Selected extract »
⁂
Yeah, seems like support is still a little wonky.
I needed the blend mode yesterday, but didn’t need it on the children of my container..
It was just for a header, so I made one layer with the blend mode and another absolute layer that had the same items positioned the same way as my relative layer.
Sure, not the cleanest solution, but it does the trick for now
Beware, that using mix-blend-mode may break your CSS transitions, like smooth opacity, because if any child element has mix-blend-mode style, the opacity is not animated smoothly on GPU (at least as of today on Chrome, for ‘difference’ blend mode).
Hi Thomas, did you find any soultion to fix the issue?
This still seems to be true today. Thanks for the comment.
I made this for my artist friend … pretty cool I think.
http://mattsusko.com
Is safari updated to support the hue, saturation, color and luminosity values yet?
It appears not: http://caniuse.com/#search=mix-blend-mode
Thanks you. The little animation towards the bottom helped a lot. Nice little examples that drive the point home.
⁂
Exercise data »
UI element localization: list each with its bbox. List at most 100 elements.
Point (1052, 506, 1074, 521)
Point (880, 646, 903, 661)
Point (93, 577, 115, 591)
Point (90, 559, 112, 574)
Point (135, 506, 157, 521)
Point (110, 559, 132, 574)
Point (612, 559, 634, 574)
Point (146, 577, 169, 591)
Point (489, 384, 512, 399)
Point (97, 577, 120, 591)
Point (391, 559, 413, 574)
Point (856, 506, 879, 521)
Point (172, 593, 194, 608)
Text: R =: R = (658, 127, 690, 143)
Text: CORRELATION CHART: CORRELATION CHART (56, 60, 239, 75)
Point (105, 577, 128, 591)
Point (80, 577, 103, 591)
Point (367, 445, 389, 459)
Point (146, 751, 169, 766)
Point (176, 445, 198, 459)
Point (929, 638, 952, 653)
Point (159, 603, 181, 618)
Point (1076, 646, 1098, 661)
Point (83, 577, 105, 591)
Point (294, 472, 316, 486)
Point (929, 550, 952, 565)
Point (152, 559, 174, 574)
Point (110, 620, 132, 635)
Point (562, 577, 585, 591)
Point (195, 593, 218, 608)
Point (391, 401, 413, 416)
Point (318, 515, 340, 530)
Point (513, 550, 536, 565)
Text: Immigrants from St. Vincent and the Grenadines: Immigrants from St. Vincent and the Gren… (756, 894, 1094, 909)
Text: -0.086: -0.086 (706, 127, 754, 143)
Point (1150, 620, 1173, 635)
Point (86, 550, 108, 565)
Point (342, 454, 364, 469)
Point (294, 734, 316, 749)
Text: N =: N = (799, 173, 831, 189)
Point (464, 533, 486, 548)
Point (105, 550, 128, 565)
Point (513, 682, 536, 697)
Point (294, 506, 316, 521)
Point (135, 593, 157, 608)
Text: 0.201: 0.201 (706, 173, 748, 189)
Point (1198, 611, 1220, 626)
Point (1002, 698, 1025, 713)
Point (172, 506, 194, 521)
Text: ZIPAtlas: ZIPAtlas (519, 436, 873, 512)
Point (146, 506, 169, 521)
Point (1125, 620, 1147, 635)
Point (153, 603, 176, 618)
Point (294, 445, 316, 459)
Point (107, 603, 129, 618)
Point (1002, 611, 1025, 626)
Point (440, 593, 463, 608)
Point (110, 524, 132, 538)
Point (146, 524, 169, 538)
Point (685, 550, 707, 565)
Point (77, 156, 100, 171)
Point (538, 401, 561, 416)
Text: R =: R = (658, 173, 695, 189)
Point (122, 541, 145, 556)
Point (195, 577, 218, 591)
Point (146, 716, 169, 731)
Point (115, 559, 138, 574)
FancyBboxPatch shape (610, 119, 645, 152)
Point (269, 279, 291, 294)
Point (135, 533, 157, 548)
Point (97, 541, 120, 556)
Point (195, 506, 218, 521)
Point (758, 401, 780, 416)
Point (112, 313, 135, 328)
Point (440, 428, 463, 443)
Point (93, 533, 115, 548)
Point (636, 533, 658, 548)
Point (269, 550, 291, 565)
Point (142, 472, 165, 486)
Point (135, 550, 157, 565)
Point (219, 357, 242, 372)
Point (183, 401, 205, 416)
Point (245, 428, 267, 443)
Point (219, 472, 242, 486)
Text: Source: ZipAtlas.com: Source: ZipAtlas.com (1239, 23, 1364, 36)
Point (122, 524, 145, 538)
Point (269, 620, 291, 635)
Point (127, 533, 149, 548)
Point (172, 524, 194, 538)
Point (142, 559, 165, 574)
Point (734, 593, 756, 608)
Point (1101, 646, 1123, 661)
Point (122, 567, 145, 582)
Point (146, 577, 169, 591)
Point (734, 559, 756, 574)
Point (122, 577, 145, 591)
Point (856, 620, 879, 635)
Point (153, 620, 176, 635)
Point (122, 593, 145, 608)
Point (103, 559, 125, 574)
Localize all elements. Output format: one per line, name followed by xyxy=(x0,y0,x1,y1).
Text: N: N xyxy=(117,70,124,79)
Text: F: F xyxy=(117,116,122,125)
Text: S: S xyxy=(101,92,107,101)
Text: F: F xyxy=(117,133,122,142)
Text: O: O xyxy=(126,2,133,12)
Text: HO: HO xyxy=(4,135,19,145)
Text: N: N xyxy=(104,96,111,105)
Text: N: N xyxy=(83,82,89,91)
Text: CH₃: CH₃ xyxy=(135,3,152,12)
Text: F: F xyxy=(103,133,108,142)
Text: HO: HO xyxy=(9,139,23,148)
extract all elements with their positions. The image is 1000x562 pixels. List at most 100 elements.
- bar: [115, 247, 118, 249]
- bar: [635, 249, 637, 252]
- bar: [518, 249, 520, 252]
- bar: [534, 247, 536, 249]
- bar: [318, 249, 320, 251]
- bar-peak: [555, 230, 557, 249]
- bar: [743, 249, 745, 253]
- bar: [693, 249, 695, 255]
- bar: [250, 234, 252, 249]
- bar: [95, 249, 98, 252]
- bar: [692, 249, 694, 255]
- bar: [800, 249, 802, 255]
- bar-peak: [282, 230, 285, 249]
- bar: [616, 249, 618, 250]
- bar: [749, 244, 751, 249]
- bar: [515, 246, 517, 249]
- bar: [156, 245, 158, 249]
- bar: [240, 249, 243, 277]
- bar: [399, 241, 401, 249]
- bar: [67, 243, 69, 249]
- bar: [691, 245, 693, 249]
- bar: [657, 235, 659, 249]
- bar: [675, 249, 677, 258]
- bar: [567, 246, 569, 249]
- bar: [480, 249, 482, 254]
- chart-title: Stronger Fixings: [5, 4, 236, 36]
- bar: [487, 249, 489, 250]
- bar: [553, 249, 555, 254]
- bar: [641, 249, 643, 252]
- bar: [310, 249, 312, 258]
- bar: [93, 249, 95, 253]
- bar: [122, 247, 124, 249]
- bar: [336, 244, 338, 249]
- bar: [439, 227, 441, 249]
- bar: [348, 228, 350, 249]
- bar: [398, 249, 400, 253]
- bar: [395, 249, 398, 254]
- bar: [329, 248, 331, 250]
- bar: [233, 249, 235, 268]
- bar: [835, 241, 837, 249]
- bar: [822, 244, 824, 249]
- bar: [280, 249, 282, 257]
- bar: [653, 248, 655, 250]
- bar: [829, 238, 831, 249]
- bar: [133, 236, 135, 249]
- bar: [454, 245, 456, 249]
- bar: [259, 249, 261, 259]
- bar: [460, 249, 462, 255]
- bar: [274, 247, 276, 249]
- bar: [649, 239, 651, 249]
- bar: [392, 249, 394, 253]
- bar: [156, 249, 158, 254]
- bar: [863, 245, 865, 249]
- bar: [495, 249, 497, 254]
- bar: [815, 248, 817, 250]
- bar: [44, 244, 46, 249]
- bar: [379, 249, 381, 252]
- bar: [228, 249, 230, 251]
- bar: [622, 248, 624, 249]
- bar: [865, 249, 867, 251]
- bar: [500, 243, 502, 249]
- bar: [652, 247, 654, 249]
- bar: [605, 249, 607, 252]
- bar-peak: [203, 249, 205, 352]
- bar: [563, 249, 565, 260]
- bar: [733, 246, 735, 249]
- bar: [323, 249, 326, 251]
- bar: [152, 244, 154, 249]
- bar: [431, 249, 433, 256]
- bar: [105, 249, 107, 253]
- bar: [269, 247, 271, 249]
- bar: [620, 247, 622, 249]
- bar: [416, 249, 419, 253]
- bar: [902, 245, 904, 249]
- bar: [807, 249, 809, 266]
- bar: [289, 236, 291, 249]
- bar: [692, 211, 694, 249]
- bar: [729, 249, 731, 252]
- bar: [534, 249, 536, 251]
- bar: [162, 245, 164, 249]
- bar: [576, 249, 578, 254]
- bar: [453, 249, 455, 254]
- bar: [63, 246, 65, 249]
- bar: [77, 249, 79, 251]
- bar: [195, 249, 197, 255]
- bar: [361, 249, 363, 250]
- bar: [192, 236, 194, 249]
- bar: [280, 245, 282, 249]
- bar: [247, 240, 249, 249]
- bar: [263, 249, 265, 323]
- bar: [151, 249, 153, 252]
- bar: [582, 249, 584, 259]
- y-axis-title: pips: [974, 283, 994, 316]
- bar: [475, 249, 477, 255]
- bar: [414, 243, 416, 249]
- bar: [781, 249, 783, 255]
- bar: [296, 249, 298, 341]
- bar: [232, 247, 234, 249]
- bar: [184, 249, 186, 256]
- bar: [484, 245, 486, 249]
⁂
Study questions »
**a.** In the comment thread about mix-blend-mode, which browser and which blend mode are named in the warning about opacity not animating smoothly?
**b.** Write the next part of the comment thread about mix-blend-mode, starting after its last comment.
The material has no connection to the comment thread about mix-blend-mode.

Written answers »
**a.** Chrome, with the 'difference' blend mode.

**b.**
I found a way. So in order to apply blend-modes (not background-blend-modes) to elements, you need to make that element a FONT-ICON – because fonts are open to blend-modes (rather then background-blend-modes).
Our designers have a design that called for color overlays to ontop of our images. But the image needs to be an IMG and not a background-image.
So what I did, was took the shape the designers came up with (this being an angled block) and recreated that block in Illustrator as a SVG. Then compiled it into a Font-Icon, then applied that icon to the :before attribute.
You can see an example here -> http://www.perficient.com/services, inspect the red angle.
Depending on positioning needs, how about creating a separate div for your background (inside the container) and giving that your mix-blend-mode properties / effects and then continuing as per usual with your container elements? Example: https://codepen.io/Merlin007/pen/wJqEaZ
The first example doesn’t work anymore in Chrome since v58. In order to make it work again you need to add a white background behind the image, so the perfect place would be here:
I try to implement it in here – bfmos.ru
It’s on WordPress, Enfold.
The thing that i try to change – is a small bar
with a phone number on the very top
The exmple of code i use is
#top .av_header_transparency #header_meta {
background: rgba(255,255,255,1);
mix-blend-mode: difference;
}
And the main question is – why mix-blend-mode
works on some elements, and doesn’t on others?
I think cssTricks gotta post such article)
(or i think i’ll google the same in the next minute)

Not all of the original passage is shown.